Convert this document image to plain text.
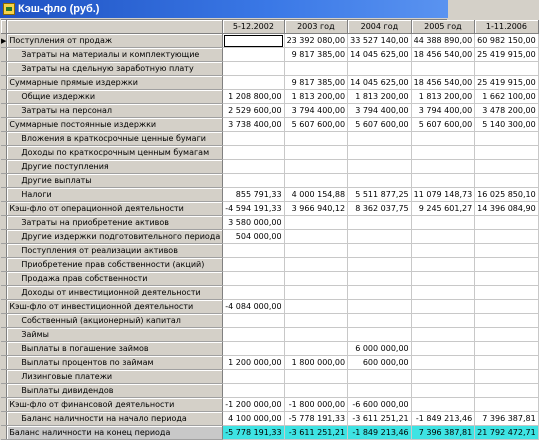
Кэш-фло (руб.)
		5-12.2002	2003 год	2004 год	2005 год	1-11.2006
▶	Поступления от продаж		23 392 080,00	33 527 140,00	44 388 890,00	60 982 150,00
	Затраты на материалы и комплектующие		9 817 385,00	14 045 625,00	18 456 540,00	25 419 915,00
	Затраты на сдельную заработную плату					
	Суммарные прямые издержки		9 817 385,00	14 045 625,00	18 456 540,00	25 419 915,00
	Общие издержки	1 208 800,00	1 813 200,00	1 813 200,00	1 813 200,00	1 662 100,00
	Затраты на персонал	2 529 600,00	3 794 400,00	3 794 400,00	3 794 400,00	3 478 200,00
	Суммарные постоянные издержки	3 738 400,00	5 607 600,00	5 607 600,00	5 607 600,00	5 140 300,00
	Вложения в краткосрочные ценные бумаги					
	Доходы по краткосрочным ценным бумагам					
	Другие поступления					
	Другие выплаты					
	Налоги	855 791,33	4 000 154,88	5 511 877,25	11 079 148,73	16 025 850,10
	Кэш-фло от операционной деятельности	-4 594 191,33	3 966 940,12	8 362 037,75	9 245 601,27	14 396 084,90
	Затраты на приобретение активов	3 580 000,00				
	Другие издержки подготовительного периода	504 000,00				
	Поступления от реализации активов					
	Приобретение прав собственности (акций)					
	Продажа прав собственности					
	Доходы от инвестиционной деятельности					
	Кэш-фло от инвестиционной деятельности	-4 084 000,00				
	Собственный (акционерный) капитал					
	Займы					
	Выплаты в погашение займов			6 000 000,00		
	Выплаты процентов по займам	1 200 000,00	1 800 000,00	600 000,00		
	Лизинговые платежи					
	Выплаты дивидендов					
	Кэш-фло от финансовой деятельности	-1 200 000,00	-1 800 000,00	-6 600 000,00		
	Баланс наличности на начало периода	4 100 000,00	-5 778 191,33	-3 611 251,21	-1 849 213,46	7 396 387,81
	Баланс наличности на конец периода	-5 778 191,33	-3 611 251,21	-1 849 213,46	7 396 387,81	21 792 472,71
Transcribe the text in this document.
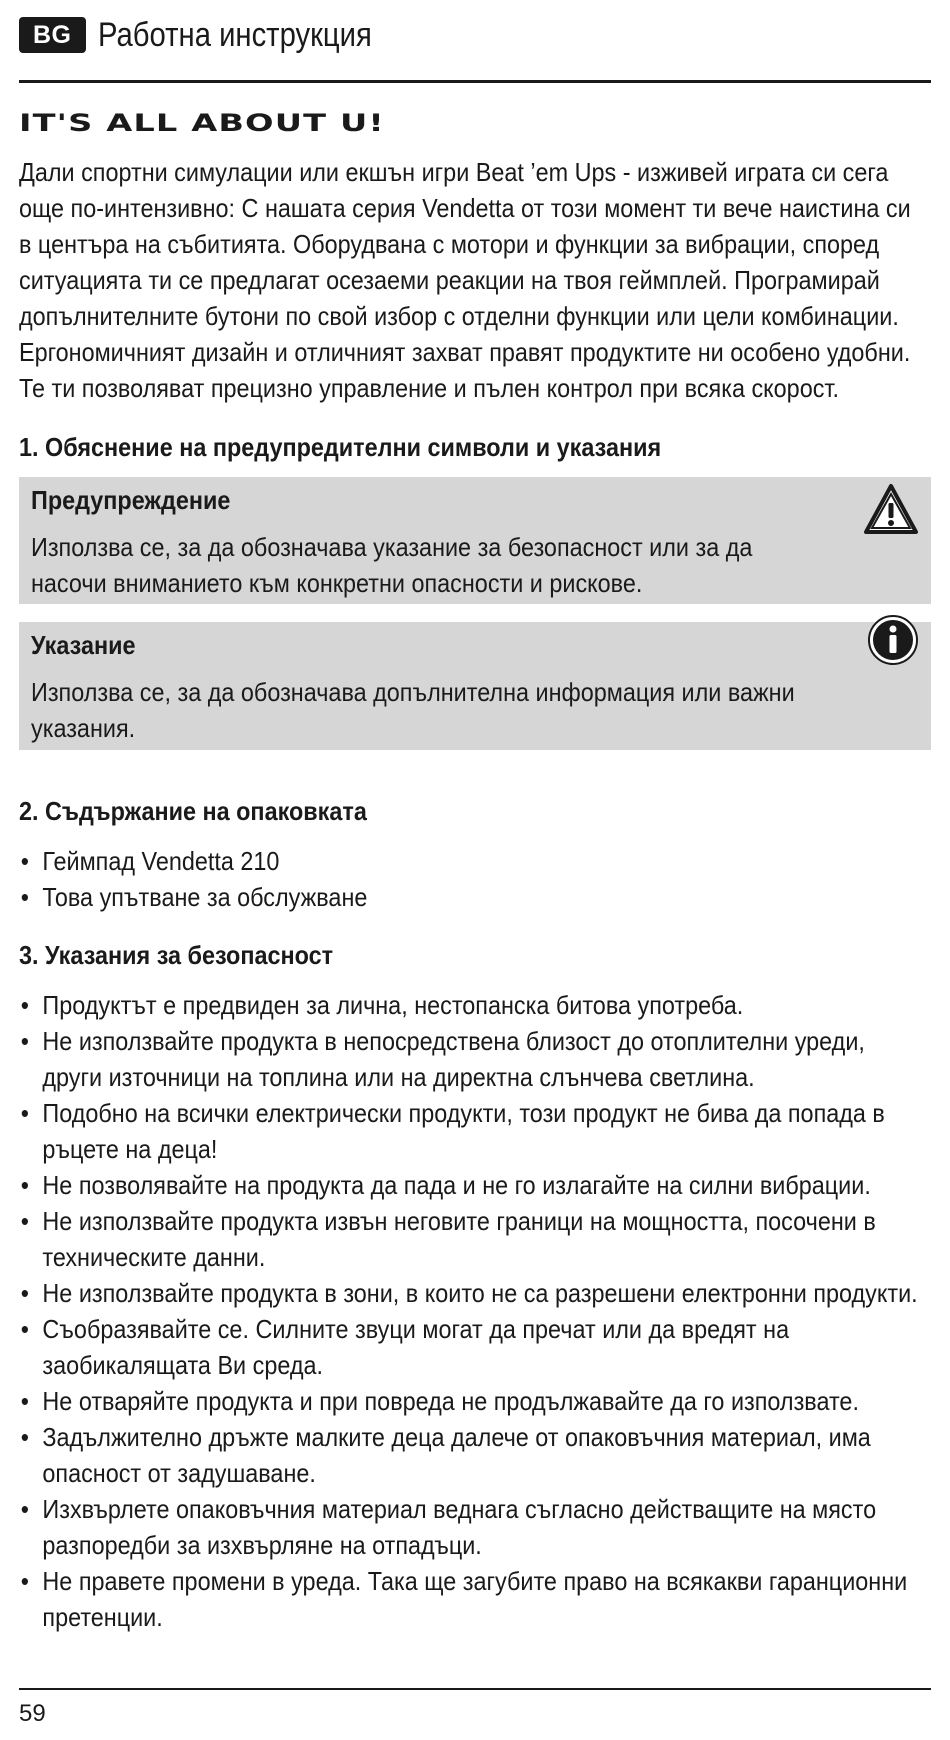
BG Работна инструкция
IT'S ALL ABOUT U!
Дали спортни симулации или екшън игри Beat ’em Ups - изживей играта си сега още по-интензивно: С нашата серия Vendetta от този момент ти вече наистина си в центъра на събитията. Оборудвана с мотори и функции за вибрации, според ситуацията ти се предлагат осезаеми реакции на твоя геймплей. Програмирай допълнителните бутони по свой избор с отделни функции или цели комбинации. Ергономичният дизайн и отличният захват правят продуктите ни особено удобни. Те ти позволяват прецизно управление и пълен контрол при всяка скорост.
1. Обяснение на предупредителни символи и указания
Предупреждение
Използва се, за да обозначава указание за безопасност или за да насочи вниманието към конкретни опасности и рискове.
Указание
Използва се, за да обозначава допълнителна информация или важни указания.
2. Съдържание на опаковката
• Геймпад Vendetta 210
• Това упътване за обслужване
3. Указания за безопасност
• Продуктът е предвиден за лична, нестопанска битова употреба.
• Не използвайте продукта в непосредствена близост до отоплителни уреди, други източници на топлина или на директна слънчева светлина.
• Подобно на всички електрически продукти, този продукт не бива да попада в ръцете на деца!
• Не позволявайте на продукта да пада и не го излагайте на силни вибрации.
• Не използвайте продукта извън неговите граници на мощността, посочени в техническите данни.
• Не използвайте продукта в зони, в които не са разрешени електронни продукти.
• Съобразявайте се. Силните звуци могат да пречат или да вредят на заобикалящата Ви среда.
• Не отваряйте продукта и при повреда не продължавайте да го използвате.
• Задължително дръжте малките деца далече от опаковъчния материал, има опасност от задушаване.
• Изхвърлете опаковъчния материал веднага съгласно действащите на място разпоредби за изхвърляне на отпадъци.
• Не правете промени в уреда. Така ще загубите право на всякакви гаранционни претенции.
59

What is asked — All the material shown above is to be copied exactly, with no pictures carried over.

Exercise answer —
Convert this document image to plain text.
Кэш-фло (руб.)
		5-12.2002	2003 год	2004 год	2005 год	1-11.2006
▶	Поступления от продаж		23 392 080,00	33 527 140,00	44 388 890,00	60 982 150,00
	Затраты на материалы и комплектующие		9 817 385,00	14 045 625,00	18 456 540,00	25 419 915,00
	Затраты на сдельную заработную плату					
	Суммарные прямые издержки		9 817 385,00	14 045 625,00	18 456 540,00	25 419 915,00
	Общие издержки	1 208 800,00	1 813 200,00	1 813 200,00	1 813 200,00	1 662 100,00
	Затраты на персонал	2 529 600,00	3 794 400,00	3 794 400,00	3 794 400,00	3 478 200,00
	Суммарные постоянные издержки	3 738 400,00	5 607 600,00	5 607 600,00	5 607 600,00	5 140 300,00
	Вложения в краткосрочные ценные бумаги					
	Доходы по краткосрочным ценным бумагам					
	Другие поступления					
	Другие выплаты					
	Налоги	855 791,33	4 000 154,88	5 511 877,25	11 079 148,73	16 025 850,10
	Кэш-фло от операционной деятельности	-4 594 191,33	3 966 940,12	8 362 037,75	9 245 601,27	14 396 084,90
	Затраты на приобретение активов	3 580 000,00				
	Другие издержки подготовительного периода	504 000,00				
	Поступления от реализации активов					
	Приобретение прав собственности (акций)					
	Продажа прав собственности					
	Доходы от инвестиционной деятельности					
	Кэш-фло от инвестиционной деятельности	-4 084 000,00				
	Собственный (акционерный) капитал					
	Займы					
	Выплаты в погашение займов			6 000 000,00		
	Выплаты процентов по займам	1 200 000,00	1 800 000,00	600 000,00		
	Лизинговые платежи					
	Выплаты дивидендов					
	Кэш-фло от финансовой деятельности	-1 200 000,00	-1 800 000,00	-6 600 000,00		
	Баланс наличности на начало периода	4 100 000,00	-5 778 191,33	-3 611 251,21	-1 849 213,46	7 396 387,81
	Баланс наличности на конец периода	-5 778 191,33	-3 611 251,21	-1 849 213,46	7 396 387,81	21 792 472,71
Transcribe the text in this document.
BG Работна инструкция
IT'S ALL ABOUT U!
Дали спортни симулации или екшън игри Beat ’em Ups - изживей играта си сега още по-интензивно: С нашата серия Vendetta от този момент ти вече наистина си в центъра на събитията. Оборудвана с мотори и функции за вибрации, според ситуацията ти се предлагат осезаеми реакции на твоя геймплей. Програмирай допълнителните бутони по свой избор с отделни функции или цели комбинации. Ергономичният дизайн и отличният захват правят продуктите ни особено удобни. Те ти позволяват прецизно управление и пълен контрол при всяка скорост.
1. Обяснение на предупредителни символи и указания
Предупреждение
Използва се, за да обозначава указание за безопасност или за да насочи вниманието към конкретни опасности и рискове.
Указание
Използва се, за да обозначава допълнителна информация или важни указания.
2. Съдържание на опаковката
• Геймпад Vendetta 210
• Това упътване за обслужване
3. Указания за безопасност
• Продуктът е предвиден за лична, нестопанска битова употреба.
• Не използвайте продукта в непосредствена близост до отоплителни уреди, други източници на топлина или на директна слънчева светлина.
• Подобно на всички електрически продукти, този продукт не бива да попада в ръцете на деца!
• Не позволявайте на продукта да пада и не го излагайте на силни вибрации.
• Не използвайте продукта извън неговите граници на мощността, посочени в техническите данни.
• Не използвайте продукта в зони, в които не са разрешени електронни продукти.
• Съобразявайте се. Силните звуци могат да пречат или да вредят на заобикалящата Ви среда.
• Не отваряйте продукта и при повреда не продължавайте да го използвате.
• Задължително дръжте малките деца далече от опаковъчния материал, има опасност от задушаване.
• Изхвърлете опаковъчния материал веднага съгласно действащите на място разпоредби за изхвърляне на отпадъци.
• Не правете промени в уреда. Така ще загубите право на всякакви гаранционни претенции.
59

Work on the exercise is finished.